Your goal:
Your task is to repeat the listing exactly.

## start

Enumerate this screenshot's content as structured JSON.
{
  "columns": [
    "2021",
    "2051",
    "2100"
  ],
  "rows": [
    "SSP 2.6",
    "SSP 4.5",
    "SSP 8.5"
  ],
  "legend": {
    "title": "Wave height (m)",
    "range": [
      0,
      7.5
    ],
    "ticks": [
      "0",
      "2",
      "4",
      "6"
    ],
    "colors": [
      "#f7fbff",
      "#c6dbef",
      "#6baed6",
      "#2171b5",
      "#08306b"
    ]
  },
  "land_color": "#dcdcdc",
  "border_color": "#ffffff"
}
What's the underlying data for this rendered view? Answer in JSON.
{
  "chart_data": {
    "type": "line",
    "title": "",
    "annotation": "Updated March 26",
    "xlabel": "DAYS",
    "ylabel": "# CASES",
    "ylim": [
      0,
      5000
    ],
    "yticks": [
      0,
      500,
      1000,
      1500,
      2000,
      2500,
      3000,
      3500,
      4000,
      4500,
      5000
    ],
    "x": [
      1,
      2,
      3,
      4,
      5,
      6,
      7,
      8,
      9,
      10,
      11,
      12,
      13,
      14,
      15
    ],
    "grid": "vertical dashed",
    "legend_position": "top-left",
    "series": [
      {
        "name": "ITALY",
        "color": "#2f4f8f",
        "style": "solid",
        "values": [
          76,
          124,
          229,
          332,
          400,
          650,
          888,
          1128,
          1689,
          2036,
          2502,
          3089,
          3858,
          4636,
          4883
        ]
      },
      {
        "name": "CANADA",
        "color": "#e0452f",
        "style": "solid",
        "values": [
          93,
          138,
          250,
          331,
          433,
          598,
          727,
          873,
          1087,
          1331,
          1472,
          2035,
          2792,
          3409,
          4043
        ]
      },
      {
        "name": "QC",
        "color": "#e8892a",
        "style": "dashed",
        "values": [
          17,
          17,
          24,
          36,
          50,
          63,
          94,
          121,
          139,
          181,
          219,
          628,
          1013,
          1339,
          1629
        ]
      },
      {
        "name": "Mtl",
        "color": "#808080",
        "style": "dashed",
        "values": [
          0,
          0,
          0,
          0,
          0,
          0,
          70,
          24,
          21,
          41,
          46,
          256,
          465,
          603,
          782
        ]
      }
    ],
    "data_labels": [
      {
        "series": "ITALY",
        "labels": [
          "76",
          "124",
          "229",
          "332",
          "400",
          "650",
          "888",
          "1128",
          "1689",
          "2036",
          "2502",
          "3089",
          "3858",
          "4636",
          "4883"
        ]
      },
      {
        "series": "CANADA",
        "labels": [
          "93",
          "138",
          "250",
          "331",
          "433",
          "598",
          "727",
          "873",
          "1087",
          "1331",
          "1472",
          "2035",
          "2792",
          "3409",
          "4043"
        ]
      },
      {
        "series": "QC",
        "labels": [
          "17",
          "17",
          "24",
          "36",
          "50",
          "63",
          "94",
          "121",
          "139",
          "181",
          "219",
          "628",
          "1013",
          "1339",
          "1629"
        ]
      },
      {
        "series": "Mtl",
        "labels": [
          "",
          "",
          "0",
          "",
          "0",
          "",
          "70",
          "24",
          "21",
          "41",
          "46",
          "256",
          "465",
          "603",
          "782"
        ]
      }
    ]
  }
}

## end

The answer:
Enumerate this screenshot's content as structured JSON.
{
  "columns": [
    "2021",
    "2051",
    "2100"
  ],
  "rows": [
    "SSP 2.6",
    "SSP 4.5",
    "SSP 8.5"
  ],
  "legend": {
    "title": "Wave height (m)",
    "range": [
      0,
      7.5
    ],
    "ticks": [
      "0",
      "2",
      "4",
      "6"
    ],
    "colors": [
      "#f7fbff",
      "#c6dbef",
      "#6baed6",
      "#2171b5",
      "#08306b"
    ]
  },
  "land_color": "#dcdcdc",
  "border_color": "#ffffff"
}
What's the underlying data for this rendered view? Answer in JSON.
{
  "chart_data": {
    "type": "line",
    "title": "",
    "annotation": "Updated March 26",
    "xlabel": "DAYS",
    "ylabel": "# CASES",
    "ylim": [
      0,
      5000
    ],
    "yticks": [
      0,
      500,
      1000,
      1500,
      2000,
      2500,
      3000,
      3500,
      4000,
      4500,
      5000
    ],
    "x": [
      1,
      2,
      3,
      4,
      5,
      6,
      7,
      8,
      9,
      10,
      11,
      12,
      13,
      14,
      15
    ],
    "grid": "vertical dashed",
    "legend_position": "top-left",
    "series": [
      {
        "name": "ITALY",
        "color": "#2f4f8f",
        "style": "solid",
        "values": [
          76,
          124,
          229,
          332,
          400,
          650,
          888,
          1128,
          1689,
          2036,
          2502,
          3089,
          3858,
          4636,
          4883
        ]
      },
      {
        "name": "CANADA",
        "color": "#e0452f",
        "style": "solid",
        "values": [
          93,
          138,
          250,
          331,
          433,
          598,
          727,
          873,
          1087,
          1331,
          1472,
          2035,
          2792,
          3409,
          4043
        ]
      },
      {
        "name": "QC",
        "color": "#e8892a",
        "style": "dashed",
        "values": [
          17,
          17,
          24,
          36,
          50,
          63,
          94,
          121,
          139,
          181,
          219,
          628,
          1013,
          1339,
          1629
        ]
      },
      {
        "name": "Mtl",
        "color": "#808080",
        "style": "dashed",
        "values": [
          0,
          0,
          0,
          0,
          0,
          0,
          70,
          24,
          21,
          41,
          46,
          256,
          465,
          603,
          782
        ]
      }
    ],
    "data_labels": [
      {
        "series": "ITALY",
        "labels": [
          "76",
          "124",
          "229",
          "332",
          "400",
          "650",
          "888",
          "1128",
          "1689",
          "2036",
          "2502",
          "3089",
          "3858",
          "4636",
          "4883"
        ]
      },
      {
        "series": "CANADA",
        "labels": [
          "93",
          "138",
          "250",
          "331",
          "433",
          "598",
          "727",
          "873",
          "1087",
          "1331",
          "1472",
          "2035",
          "2792",
          "3409",
          "4043"
        ]
      },
      {
        "series": "QC",
        "labels": [
          "17",
          "17",
          "24",
          "36",
          "50",
          "63",
          "94",
          "121",
          "139",
          "181",
          "219",
          "628",
          "1013",
          "1339",
          "1629"
        ]
      },
      {
        "series": "Mtl",
        "labels": [
          "",
          "",
          "0",
          "",
          "0",
          "",
          "70",
          "24",
          "21",
          "41",
          "46",
          "256",
          "465",
          "603",
          "782"
        ]
      }
    ]
  }
}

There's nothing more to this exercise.